Exercise passage: Begin
Stumbling Toward God, Sanity and the Peace That Passes All Understanding
Heather King has seen it all. She’s hit bottom as an alcoholic waitress. She’s reached the top as a Beverly Hills lawyer. But it’s only when she embarks on a searching spiritual quest, quits her job, and becomes a Catholic—and a writer—that her true life begins.
Smart, darkly funny, and self-deprecating, King writes of growing up in the sixties “not believing in much of anything,” of two decades of hard drinking, of how—sober, newly married, working as a lawyer, and desperately searching for meaning—she one day walks into a Catholic church and encounters Christ: “A guy who hung out with lepers, paralytics, and the possessed . . . this is someone I can trust.”
King writes poignantly of existential loneliness and the conflicted human psyche. During her marriage she finds herself holed up on the couch reading Convents of Southern France, then wondering why she and her husband weren’t having sex. She tells of the breast cancer that brought her face-to-face with her mortality and the Virgin Mary. She writes about the death of her father, the devastation of divorce, and the joys of the writing life. Throughout the narrative runs the thread of King’s developing faith: monastic retreats, the cultivation of a prayer life, reflections on and insights into the Gospels, daily Mass, and the value of a spiritual director. A voracious and eclectic reader, she quotes authors ranging from Kafka to St. Thérèse of Lisieux to the Desert Fathers.
King’s gripping story of her unlikely conversion and the wonder of discovering the healing power of spirituality deftly mixes insight and divine faith in writing that is mystical, illuminating, and inspiring.
The small, hidden, anonymous God I found in the Gospels appealed to me deeply. It was the God I’d found in sobriety, who worked through other people, who had a sense of humor, who held me accountable and forgave me at the same time. Who didn’t force or judge, just invited me to do a little better, then put the challenges in my path to teach me how. Christ subverted all worldly systems—political, familial, financial: not for the sake of being subversive, but because acting with utter integrity is automatically subversive. He was left of the furthest left and right of the furthest right, both radically liberal and radically conservative. In one breath he could say, “Honor your father and your mother” [Mark 7: 10] and in another, “Let the dead bury their own dead” [Luke 9: 60].On the one hand he could say, “Keep awake therefore, for you do not know on what day your Lord is coming” [Mt. 24:42]; and on the other he could say “Consider the lilies of the field, they neither toil nor spin” [Luke 12: 27]. Christ’s way was a different kind of middle ground than that of “balance” or “health”: a consenting to hold, in one’s body and soul, the almost unbearable tension of opposites; to work out each unique situation on its own terms, with no hard-and-fast guidelines or rules.
Exercise passage: End
Given records: Begin
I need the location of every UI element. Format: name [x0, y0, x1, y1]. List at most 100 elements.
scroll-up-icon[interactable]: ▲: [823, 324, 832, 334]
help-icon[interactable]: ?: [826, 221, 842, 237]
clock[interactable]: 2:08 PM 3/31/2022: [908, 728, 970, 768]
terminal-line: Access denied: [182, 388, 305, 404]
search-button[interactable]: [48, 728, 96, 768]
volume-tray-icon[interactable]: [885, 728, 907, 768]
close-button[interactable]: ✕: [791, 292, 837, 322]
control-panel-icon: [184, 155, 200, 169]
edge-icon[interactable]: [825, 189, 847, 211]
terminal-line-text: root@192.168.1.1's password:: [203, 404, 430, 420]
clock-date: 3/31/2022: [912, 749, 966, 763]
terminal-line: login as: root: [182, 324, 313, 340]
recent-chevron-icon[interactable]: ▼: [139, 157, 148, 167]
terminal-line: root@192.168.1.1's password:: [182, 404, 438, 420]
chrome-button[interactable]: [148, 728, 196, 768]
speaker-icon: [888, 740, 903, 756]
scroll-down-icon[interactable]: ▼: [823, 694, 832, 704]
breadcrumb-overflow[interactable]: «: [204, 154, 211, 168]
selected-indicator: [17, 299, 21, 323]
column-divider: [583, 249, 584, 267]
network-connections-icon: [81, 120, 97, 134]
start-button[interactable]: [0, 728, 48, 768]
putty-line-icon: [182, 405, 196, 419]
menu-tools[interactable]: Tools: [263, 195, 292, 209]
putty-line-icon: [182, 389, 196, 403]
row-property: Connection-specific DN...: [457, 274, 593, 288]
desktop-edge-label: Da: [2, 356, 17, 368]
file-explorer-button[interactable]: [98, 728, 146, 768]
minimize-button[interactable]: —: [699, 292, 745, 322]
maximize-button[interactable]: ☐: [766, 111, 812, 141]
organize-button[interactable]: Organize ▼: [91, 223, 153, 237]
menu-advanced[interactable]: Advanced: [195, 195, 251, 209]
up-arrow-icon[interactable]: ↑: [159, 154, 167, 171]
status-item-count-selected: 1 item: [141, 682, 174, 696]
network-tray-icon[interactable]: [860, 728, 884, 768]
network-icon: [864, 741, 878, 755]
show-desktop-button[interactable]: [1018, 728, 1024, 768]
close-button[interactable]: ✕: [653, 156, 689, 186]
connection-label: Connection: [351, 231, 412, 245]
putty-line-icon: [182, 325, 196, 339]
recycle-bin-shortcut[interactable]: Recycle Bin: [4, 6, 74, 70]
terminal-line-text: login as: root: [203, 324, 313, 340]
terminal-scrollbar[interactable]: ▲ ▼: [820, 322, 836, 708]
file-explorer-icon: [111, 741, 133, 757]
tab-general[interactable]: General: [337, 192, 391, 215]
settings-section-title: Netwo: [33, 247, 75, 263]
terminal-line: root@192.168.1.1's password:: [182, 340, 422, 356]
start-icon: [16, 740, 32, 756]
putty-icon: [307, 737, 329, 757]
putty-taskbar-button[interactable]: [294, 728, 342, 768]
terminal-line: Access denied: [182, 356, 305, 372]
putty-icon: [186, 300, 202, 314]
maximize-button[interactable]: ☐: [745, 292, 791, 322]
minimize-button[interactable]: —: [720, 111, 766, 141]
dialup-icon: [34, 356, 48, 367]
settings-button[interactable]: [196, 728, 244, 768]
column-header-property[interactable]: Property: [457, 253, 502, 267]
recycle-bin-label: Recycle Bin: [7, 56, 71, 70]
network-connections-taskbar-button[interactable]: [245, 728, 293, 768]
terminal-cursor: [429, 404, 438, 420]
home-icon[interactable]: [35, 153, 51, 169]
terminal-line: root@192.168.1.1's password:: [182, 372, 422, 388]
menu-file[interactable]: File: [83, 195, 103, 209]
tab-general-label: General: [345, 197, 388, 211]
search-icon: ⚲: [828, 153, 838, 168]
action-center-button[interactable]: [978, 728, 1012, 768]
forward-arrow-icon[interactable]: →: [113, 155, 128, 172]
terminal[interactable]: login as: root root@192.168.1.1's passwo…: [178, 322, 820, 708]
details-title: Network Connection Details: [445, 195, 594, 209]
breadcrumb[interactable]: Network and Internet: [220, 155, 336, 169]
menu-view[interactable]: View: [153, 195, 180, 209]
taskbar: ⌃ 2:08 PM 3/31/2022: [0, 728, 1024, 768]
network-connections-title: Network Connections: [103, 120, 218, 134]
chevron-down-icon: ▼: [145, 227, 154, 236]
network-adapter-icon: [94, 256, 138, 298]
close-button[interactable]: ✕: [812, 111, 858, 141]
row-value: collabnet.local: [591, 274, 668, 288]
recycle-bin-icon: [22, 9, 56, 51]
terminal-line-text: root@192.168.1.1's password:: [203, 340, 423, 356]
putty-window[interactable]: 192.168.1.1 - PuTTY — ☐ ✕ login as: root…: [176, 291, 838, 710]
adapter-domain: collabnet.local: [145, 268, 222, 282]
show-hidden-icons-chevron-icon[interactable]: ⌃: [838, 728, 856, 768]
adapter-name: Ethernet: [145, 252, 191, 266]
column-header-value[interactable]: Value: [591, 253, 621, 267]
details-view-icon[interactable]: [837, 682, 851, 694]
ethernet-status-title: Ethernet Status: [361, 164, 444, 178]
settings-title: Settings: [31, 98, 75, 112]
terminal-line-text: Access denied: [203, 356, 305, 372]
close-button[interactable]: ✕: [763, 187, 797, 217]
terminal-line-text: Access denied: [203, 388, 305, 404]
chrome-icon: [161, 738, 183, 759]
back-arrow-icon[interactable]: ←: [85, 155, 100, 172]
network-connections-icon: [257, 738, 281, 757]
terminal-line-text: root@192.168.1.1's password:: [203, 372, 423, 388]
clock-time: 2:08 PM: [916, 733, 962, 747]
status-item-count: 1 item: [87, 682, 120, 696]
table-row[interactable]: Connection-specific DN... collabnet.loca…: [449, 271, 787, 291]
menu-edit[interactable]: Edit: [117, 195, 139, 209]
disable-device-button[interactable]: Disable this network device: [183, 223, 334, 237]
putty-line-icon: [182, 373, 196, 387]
Given records: End
> **Tasks for this exercise**:
(1) List every Bible reference that appears in square brackets in the text about Heather King's conversion.
(2) Carry on the text about Heather King's conversion, starting right after its last sentence.

> **Your written answers**:
(1)
Mark 7: 10
Luke 9: 60
Mt. 24:42
Luke 12: 27

(2)
All those years of my drinking I’d told myself I hadn’t believed in God, but I really had. The God I’d believed in ruled by fear, kept an account book, operated through a system of rewards and punishments. This God I was coming to believe in was calling me to the highest possible levels of truth, courage, freedom, justice, honor, duty but was also fully human, with all a human’s capacity for tenderness, with knowledge of all the pitfalls humans are prey to, with all a human’s longing for beauty and meaning. Christ wasn’t a philosopher like Socrates. Nailed to the cross, he didn’t coolly say, “Kill me, see if I care; I’ve detached from the things of this world.” He was in agony—as we are; he was saying, “Father, Father, why have thou forsaken me?”—as we would: as I had, in so many words, at the depths of my drinking, in the crisis of my hideous legal career, a thousand times, still, every day.
And yet, against all odds, here I still was. Sober—and if you don’t think that’s a miracle, you’ve never been or met a practicing alcoholic. Writing, the one thing I’d always wanted to do. In L.A., where, instead of the long, hard winters I was used to, the sun shone down like a benediction. And at the doorstep of the Catholic Church, which, of all places, and after a lifelong sense of exile, was shaping up to be the truest home I’d ever known. Christ was so unlikely a Savior, the Resurrection so unlikely a “triumph,” that I almost had to believe it—because for all its unlikeliness (and it seemed to me this would be true of anyone), it was also the story of my own life. As C.S. Lewis famously said of Christianity: “It is not the sort of thing anyone would have made up. It has just that queer twist about it that real things have.”